● Exercise objective:
In the records below, find each line that contains the string "icon" and copy those lines.

++++ Items

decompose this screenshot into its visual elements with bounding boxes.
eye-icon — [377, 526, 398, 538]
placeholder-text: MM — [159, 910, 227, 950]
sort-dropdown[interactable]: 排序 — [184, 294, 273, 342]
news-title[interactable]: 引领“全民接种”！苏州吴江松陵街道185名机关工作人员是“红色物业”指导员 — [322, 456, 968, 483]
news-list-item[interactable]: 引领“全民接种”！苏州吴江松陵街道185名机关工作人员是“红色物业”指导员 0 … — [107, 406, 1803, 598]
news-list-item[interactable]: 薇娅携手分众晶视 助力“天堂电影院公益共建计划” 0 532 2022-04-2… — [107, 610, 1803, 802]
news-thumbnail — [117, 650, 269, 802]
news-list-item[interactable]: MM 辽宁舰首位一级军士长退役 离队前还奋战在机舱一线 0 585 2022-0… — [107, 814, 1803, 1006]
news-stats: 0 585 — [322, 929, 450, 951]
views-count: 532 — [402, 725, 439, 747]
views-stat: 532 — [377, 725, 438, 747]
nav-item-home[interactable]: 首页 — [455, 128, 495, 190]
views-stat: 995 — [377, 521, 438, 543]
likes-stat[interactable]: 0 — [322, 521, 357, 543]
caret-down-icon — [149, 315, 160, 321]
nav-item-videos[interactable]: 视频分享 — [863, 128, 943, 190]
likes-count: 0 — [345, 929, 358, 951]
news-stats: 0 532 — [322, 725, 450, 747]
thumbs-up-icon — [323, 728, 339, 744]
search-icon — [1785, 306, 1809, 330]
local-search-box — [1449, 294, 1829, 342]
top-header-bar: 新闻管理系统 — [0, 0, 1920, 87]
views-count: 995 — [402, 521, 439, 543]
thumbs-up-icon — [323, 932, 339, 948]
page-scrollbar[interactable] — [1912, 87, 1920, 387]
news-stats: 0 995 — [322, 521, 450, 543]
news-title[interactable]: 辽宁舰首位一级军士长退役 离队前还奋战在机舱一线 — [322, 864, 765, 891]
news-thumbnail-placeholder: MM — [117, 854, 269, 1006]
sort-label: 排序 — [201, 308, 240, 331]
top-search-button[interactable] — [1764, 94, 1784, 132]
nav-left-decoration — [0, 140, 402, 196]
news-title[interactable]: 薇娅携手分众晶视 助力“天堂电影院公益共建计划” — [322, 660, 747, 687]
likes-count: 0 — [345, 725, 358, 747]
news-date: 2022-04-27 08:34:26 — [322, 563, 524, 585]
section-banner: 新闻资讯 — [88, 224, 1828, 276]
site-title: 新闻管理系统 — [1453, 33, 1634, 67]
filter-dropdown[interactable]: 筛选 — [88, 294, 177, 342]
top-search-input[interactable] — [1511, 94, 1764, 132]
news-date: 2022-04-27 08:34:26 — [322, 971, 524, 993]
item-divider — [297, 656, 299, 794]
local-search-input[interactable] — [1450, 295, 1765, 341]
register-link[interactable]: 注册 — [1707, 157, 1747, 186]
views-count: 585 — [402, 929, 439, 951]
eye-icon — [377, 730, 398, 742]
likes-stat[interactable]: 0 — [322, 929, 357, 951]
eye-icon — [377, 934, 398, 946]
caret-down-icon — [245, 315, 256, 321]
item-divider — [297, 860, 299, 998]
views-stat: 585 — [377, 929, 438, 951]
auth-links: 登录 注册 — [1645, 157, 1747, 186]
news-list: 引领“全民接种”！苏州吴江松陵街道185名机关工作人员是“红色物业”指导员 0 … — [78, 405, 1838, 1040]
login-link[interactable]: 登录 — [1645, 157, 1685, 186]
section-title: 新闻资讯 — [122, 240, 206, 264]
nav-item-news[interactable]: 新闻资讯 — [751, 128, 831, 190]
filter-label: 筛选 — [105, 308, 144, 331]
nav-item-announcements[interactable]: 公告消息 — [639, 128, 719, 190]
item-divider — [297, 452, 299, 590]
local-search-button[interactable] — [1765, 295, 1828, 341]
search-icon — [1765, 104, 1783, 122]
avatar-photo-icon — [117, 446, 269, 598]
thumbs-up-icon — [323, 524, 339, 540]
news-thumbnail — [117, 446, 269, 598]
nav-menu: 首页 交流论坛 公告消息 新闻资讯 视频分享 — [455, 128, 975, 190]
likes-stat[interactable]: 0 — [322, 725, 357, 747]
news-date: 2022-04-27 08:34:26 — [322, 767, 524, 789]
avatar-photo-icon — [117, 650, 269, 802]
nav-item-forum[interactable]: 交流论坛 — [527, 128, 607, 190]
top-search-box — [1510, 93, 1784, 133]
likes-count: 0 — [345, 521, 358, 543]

++++++++

● Reply:
eye-icon — [377, 526, 398, 538]
caret-down-icon — [149, 315, 160, 321]
thumbs-up-icon — [323, 728, 339, 744]
search-icon — [1785, 306, 1809, 330]
thumbs-up-icon — [323, 932, 339, 948]
eye-icon — [377, 730, 398, 742]
eye-icon — [377, 934, 398, 946]
caret-down-icon — [245, 315, 256, 321]
search-icon — [1765, 104, 1783, 122]
avatar-photo-icon — [117, 446, 269, 598]
thumbs-up-icon — [323, 524, 339, 540]
avatar-photo-icon — [117, 650, 269, 802]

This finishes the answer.